◆ Written task: Your reply should be a single number: how many lines contain the string "membership".

◆ ◆ ◆ ◆ ◆ ◆ ◆

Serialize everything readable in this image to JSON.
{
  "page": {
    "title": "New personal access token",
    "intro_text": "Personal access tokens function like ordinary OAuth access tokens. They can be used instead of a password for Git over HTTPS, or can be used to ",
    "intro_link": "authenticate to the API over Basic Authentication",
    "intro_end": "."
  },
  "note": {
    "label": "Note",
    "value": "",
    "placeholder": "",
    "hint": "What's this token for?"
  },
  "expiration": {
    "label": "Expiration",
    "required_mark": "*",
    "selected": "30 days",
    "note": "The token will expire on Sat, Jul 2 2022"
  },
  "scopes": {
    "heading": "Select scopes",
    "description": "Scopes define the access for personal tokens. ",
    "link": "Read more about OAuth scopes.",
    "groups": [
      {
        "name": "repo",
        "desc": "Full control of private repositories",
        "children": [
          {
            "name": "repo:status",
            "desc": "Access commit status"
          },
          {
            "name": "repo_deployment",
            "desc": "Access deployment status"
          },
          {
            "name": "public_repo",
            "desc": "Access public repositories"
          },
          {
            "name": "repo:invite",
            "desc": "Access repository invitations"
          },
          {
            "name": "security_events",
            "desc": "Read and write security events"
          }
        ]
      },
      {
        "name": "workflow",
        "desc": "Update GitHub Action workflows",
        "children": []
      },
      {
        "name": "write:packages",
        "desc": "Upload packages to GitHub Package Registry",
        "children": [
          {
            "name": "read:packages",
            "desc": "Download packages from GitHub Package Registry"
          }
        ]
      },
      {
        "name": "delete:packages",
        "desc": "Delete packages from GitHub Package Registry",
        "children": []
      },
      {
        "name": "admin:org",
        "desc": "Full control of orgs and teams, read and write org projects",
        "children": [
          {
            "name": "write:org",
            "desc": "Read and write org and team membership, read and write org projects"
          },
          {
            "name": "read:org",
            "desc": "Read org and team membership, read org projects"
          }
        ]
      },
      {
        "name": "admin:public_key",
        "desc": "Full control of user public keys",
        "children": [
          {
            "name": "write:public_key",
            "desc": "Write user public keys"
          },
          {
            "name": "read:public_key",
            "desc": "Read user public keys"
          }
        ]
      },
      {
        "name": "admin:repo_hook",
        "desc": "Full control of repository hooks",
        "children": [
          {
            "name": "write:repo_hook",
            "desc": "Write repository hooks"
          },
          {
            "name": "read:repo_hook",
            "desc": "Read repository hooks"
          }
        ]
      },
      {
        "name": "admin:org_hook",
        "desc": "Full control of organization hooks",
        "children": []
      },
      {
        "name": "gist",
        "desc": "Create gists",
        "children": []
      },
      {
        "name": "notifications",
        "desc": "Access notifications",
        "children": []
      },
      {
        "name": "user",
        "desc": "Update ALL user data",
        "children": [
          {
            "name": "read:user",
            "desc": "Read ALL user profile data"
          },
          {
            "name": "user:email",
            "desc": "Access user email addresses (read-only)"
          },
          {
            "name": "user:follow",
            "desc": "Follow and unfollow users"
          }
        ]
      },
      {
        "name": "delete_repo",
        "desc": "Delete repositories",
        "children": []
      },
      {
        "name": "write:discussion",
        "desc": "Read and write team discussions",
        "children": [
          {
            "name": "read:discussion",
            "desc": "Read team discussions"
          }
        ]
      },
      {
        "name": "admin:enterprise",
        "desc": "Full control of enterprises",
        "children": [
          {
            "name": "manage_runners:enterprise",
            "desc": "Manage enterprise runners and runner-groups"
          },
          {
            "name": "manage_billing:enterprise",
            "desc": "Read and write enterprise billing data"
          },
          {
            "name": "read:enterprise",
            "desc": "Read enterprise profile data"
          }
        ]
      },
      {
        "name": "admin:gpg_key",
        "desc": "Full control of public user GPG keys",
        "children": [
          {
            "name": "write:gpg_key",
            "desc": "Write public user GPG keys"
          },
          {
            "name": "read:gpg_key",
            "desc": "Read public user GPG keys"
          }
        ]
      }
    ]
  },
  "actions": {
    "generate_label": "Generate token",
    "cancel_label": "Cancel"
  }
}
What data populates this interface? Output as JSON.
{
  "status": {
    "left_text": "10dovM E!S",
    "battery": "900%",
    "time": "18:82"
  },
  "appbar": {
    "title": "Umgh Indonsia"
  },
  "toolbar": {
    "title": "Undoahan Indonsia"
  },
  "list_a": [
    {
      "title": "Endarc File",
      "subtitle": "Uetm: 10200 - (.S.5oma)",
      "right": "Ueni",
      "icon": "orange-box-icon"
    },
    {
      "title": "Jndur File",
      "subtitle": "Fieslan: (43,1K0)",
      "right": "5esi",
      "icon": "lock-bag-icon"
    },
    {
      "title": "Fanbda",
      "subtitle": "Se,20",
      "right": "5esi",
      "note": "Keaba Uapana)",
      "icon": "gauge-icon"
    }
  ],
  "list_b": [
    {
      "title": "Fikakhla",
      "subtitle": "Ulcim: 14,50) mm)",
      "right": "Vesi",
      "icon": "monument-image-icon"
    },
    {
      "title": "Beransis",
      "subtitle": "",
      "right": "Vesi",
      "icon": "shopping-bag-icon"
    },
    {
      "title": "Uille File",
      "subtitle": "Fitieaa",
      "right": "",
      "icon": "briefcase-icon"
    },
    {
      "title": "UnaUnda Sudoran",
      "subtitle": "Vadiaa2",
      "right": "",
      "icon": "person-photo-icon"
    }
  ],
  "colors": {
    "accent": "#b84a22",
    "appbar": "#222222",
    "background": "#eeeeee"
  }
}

◆ ◆ ◆ ◆ ◆ ◆ ◆

◆ The response: 2